なお、通常の場合、片撚りケーブル2(2a、2b)を得る場合の撚りピッチP1よりも、高強度繊維複合材ケーブル1に撚り合わせるときの撚りピッチPの方を大きくする。
【0017】
介在層3は無くてもよいが、あった方が好ましい。その理由は、各片撚りケーブルが接触する場合には、高強度繊維複合材ケーブルに張力がかかった場合や、曲げられた場合に互いの素線同士の擦れや側圧で素線が損傷し、十分な強度が発揮できなくなるが、介在層3が存在することにより、心ストランドと側ストランド間の接触を緩和でき、また、介在層3の存在による拡径作用で、側ストランド相互間の接触も緩和され、内部摩耗による引張り強度の低下(撚減り)を低減できるからである。
さらに、高強度繊維複合材ケーブル1を穴や筒に入れ、セメントミルクや樹脂などの充填材を注入した時に、ケーブルの内部(ストランド同士の隙間)から充填材が流出しなくなるからである。

-=-=-

• _練習問題_:
A) ケーブルに関する文書の抜粋で、数字の符号が付いている部材をすべて挙げよ。
B) ケーブルに関する文書の抜粋を、最後の文の後から書き継げ。

データセットの抜粋:
-=-=-

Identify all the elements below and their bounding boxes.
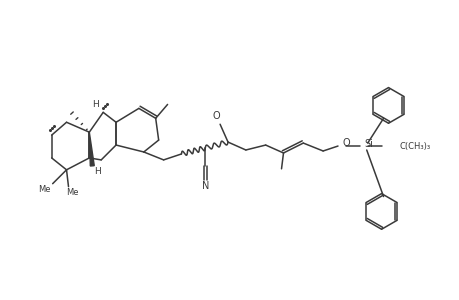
Polygon shape bbox=[89, 132, 94, 166]
Text: H: H bbox=[94, 167, 101, 176]
Text: N: N bbox=[201, 181, 208, 191]
Text: C(CH₃)₃: C(CH₃)₃ bbox=[398, 142, 430, 151]
Text: H: H bbox=[92, 100, 98, 109]
Text: O: O bbox=[212, 111, 219, 121]
Text: Si: Si bbox=[364, 139, 373, 149]
Text: Me: Me bbox=[39, 185, 51, 194]
Text: O: O bbox=[342, 138, 350, 148]
Text: Me: Me bbox=[66, 188, 78, 197]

-=-=-

• _解答_:
A) 高強度繊維複合材ケーブル1、片撚りケーブル2(2a、2b)、介在層3

B)
【0018】
介在層3は、図6(a)のように合成樹脂製の線状体30などをストランド2aの各外周谷間に配してもよい。この方式は、片撚りケーブル2(2a、2b)を高強度繊維複合材ケーブルに撚り合わせるときに実施できる利点がある。これに代え、図6(b)のように、溶融樹脂を押し出すなどして、あらかじめ片撚りケーブル2aの外周に樹脂被覆31を施してもよい。線状体30、被覆樹脂31は、ポリエチレンなどの熱可塑性樹脂が好ましい。
【0019】
本発明は、図示する例に限定されるものではない。
1)片撚りケーブル2を構成する複合素線20の数は、3本以上であればよく、第2図のように7本である場合に限定されない。図4(b)、(c)のように19本などであってもよい。
2)高強度繊維複合材ケーブル1は、必ずしも片撚りケーブル2aからなる心ストランドを有している場合に限定されない。図4(a)、(b)のように3本の片撚りケーブル2を用いた構造であってもよい。この例では、3×7構造、3×19構造を採用している。このような芯ストランドがない場合、介在層3は図4(a)で代表的に示すように、片撚りケーブル2,2間に介在される。この介在層3は樹脂などで断面が多角形ないしこれに類する形状に成形した条体を使用できる。
3)片撚りケーブルからなる心ストランド2aを有している場合、図4(c)で例示するように、7×19構造も採用できる。なお、この図では介在層3を省略している。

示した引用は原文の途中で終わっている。